## TASK DIRECTIONS
Skip every picture, and output exactly the lines starting at the one with "Parse this screenshot: output" and running through the last line of the material below.

## INPUT ROWS
(begin)

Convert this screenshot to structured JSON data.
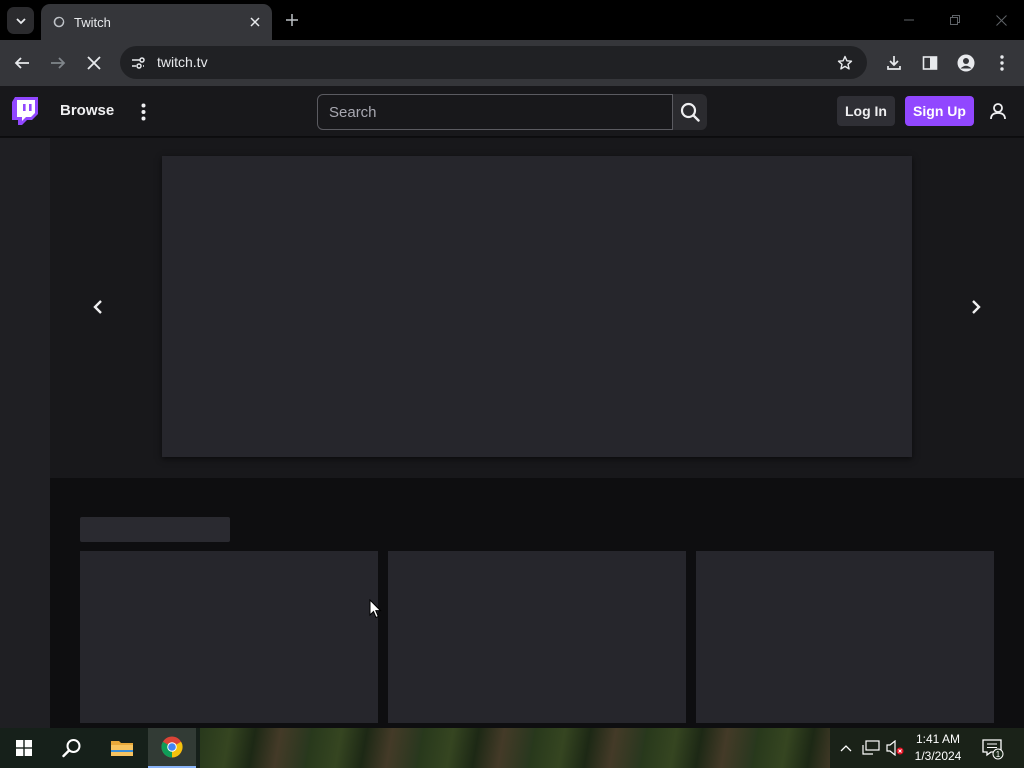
{
  "browser": {
    "tab_title": "Twitch",
    "url": "twitch.tv"
  },
  "twitch": {
    "browse_label": "Browse",
    "search_placeholder": "Search",
    "login_label": "Log In",
    "signup_label": "Sign Up"
  },
  "taskbar": {
    "time": "1:41 AM",
    "date": "1/3/2024",
    "notification_count": "1"
  },
  "colors": {
    "twitch_purple": "#9147ff",
    "page_bg": "#0e0e10",
    "nav_bg": "#18181b",
    "placeholder": "#26262c"
  },
  "icons": [
    "tab-list-icon",
    "twitch-favicon",
    "close-icon",
    "plus-icon",
    "minimize-icon",
    "restore-icon",
    "back-arrow-icon",
    "forward-arrow-icon",
    "stop-loading-icon",
    "site-settings-icon",
    "star-icon",
    "download-icon",
    "side-panel-icon",
    "profile-icon",
    "kebab-menu-icon",
    "twitch-logo",
    "more-icon",
    "search-icon",
    "user-icon",
    "chevron-left-icon",
    "chevron-right-icon",
    "windows-start-icon",
    "search-taskbar-icon",
    "file-explorer-icon",
    "chrome-icon",
    "chevron-up-icon",
    "network-icon",
    "volume-muted-icon",
    "notification-icon"
  ]
}
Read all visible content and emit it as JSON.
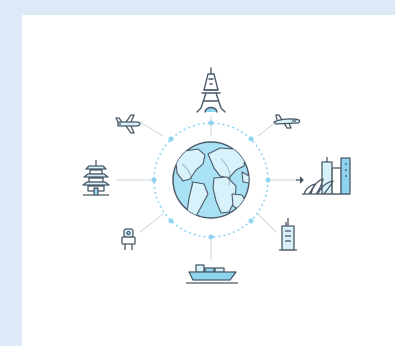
{
  "scene": {
    "background_color": "#dde9f6",
    "panel_color": "#ffffff",
    "accent_blue": "#8fd4ef",
    "outline_color": "#4a5968",
    "globe_water": "#a9e1f5",
    "globe_land": "#d8f2fb",
    "icons": [
      "eiffel-tower-icon",
      "airplane-left-icon",
      "airplane-right-icon",
      "pagoda-icon",
      "globe-icon",
      "city-opera-house-icon",
      "tourist-icon",
      "office-tower-icon",
      "cargo-ship-icon"
    ]
  }
}
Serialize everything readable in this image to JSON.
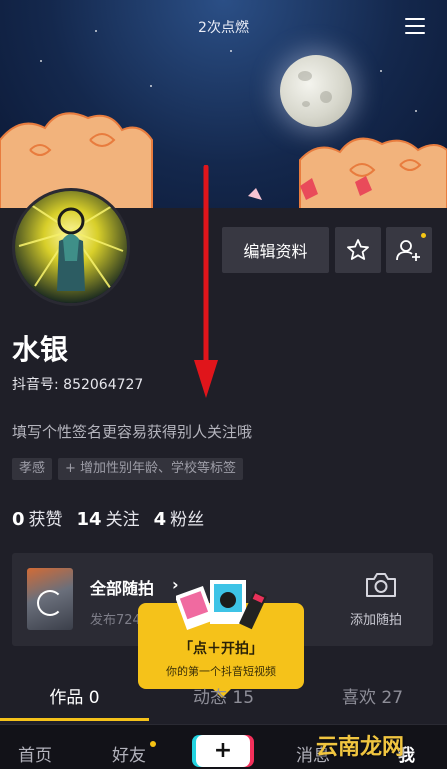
{
  "header": {
    "title": "2次点燃"
  },
  "profile": {
    "edit_label": "编辑资料",
    "name": "水银",
    "douyin_id": "抖音号: 852064727",
    "bio": "填写个性签名更容易获得别人关注哦",
    "tags": [
      "孝感",
      "+ 增加性别年龄、学校等标签"
    ],
    "stats": [
      {
        "num": "0",
        "label": "获赞"
      },
      {
        "num": "14",
        "label": "关注"
      },
      {
        "num": "4",
        "label": "粉丝"
      }
    ]
  },
  "quick_shot": {
    "title": "全部随拍",
    "subtitle": "发布724",
    "add_label": "添加随拍"
  },
  "popup": {
    "title": "「点＋开拍」",
    "subtitle": "你的第一个抖音短视频"
  },
  "tabs": [
    {
      "label": "作品 0"
    },
    {
      "label": "动态 15"
    },
    {
      "label": "喜欢 27"
    }
  ],
  "bottom_nav": [
    {
      "label": "首页"
    },
    {
      "label": "好友"
    },
    {
      "label": "消息"
    },
    {
      "label": "我"
    }
  ],
  "watermark": "云南龙网",
  "colors": {
    "accent": "#f5c21a",
    "panel": "#1f1f28",
    "arrow": "#e0151b"
  }
}
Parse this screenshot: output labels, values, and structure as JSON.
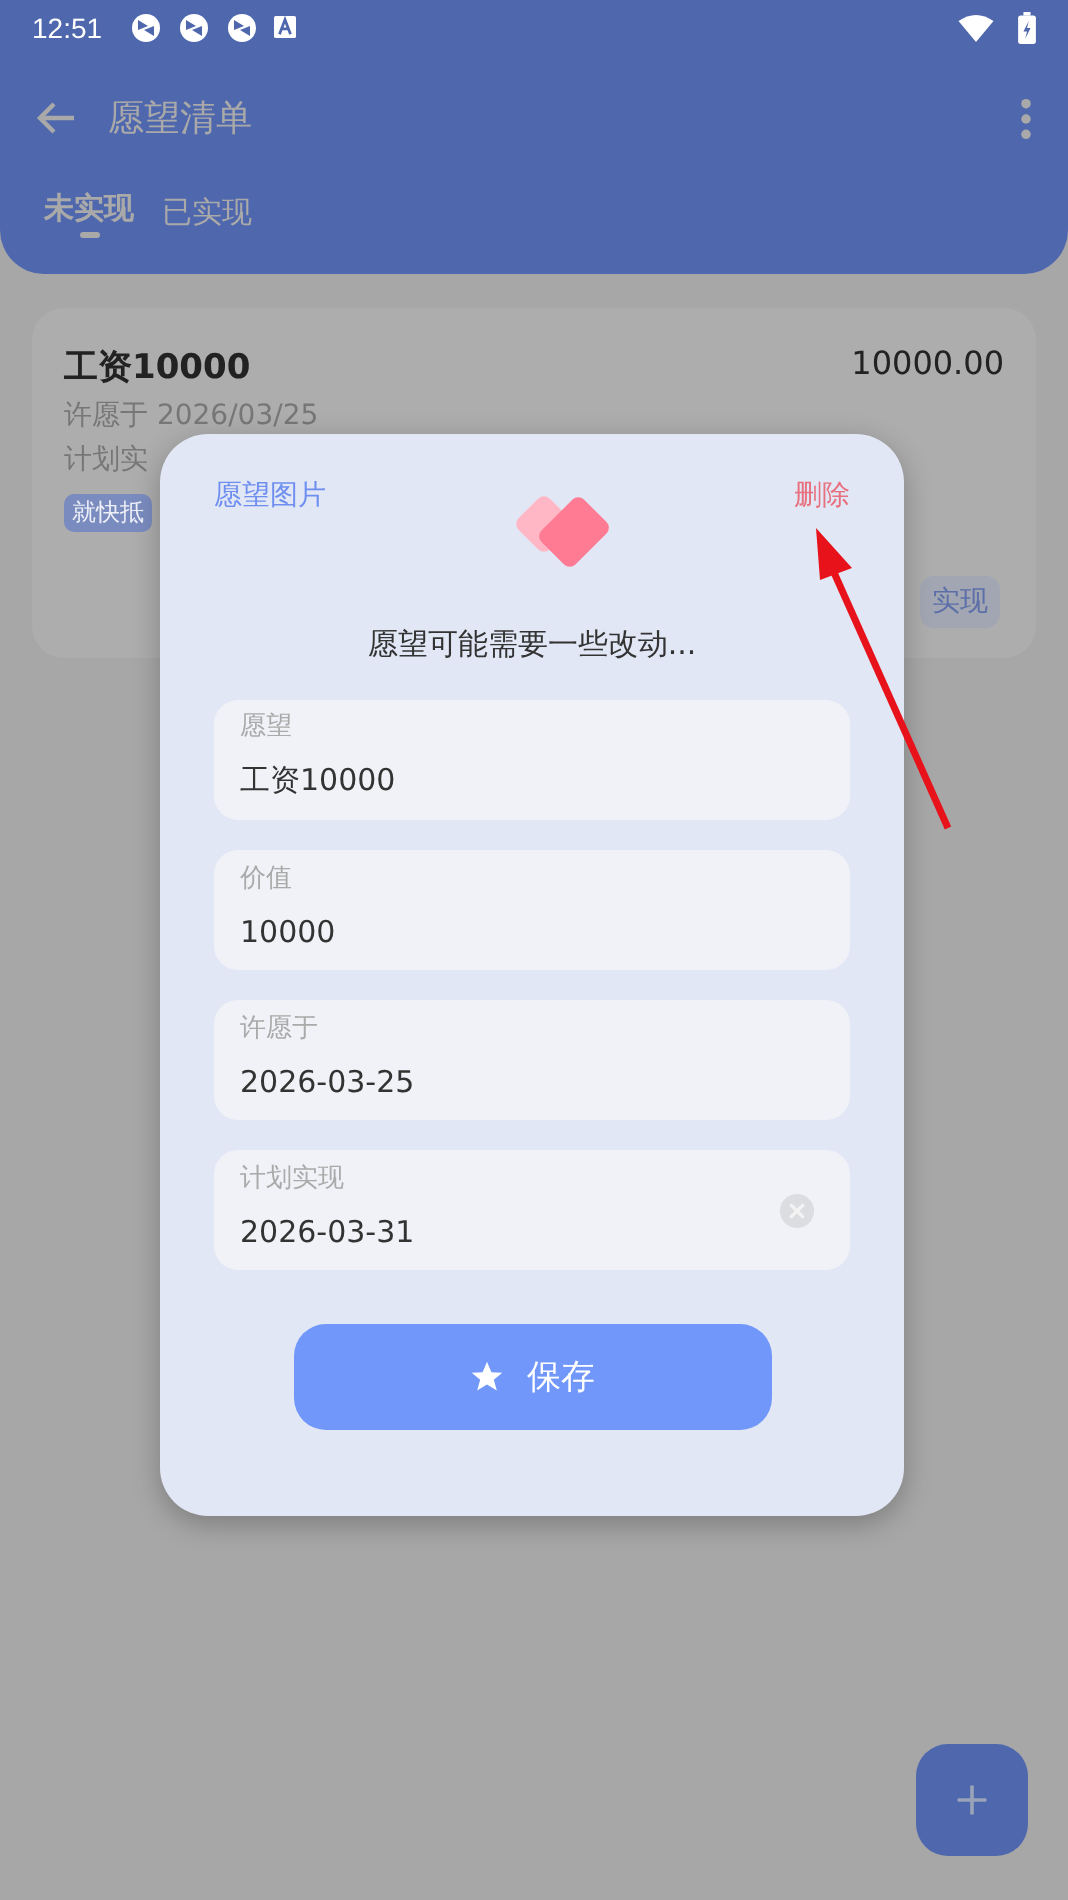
{
  "status_bar": {
    "time": "12:51"
  },
  "toolbar": {
    "title": "愿望清单"
  },
  "tabs": [
    {
      "label": "未实现",
      "selected": true
    },
    {
      "label": "已实现",
      "selected": false
    }
  ],
  "wish_card": {
    "name": "工资10000",
    "amount": "10000.00",
    "wished_on": "许愿于 2026/03/25",
    "planned": "计划实",
    "tag": "就快抵",
    "action": "实现"
  },
  "dialog": {
    "image_link": "愿望图片",
    "delete_link": "删除",
    "subtitle": "愿望可能需要一些改动...",
    "fields": [
      {
        "label": "愿望",
        "value": "工资10000",
        "clearable": false
      },
      {
        "label": "价值",
        "value": "10000",
        "clearable": false
      },
      {
        "label": "许愿于",
        "value": "2026-03-25",
        "clearable": false
      },
      {
        "label": "计划实现",
        "value": "2026-03-31",
        "clearable": true
      }
    ],
    "save_button": "保存"
  }
}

(end)

## WRITTEN RESPONSE
Parse this screenshot: output labels, values, and structure as JSON.
{
  "status_bar": {
    "time": "12:51"
  },
  "toolbar": {
    "title": "愿望清单"
  },
  "tabs": [
    {
      "label": "未实现",
      "selected": true
    },
    {
      "label": "已实现",
      "selected": false
    }
  ],
  "wish_card": {
    "name": "工资10000",
    "amount": "10000.00",
    "wished_on": "许愿于 2026/03/25",
    "planned": "计划实",
    "tag": "就快抵",
    "action": "实现"
  },
  "dialog": {
    "image_link": "愿望图片",
    "delete_link": "删除",
    "subtitle": "愿望可能需要一些改动...",
    "fields": [
      {
        "label": "愿望",
        "value": "工资10000",
        "clearable": false
      },
      {
        "label": "价值",
        "value": "10000",
        "clearable": false
      },
      {
        "label": "许愿于",
        "value": "2026-03-25",
        "clearable": false
      },
      {
        "label": "计划实现",
        "value": "2026-03-31",
        "clearable": true
      }
    ],
    "save_button": "保存"
  }
}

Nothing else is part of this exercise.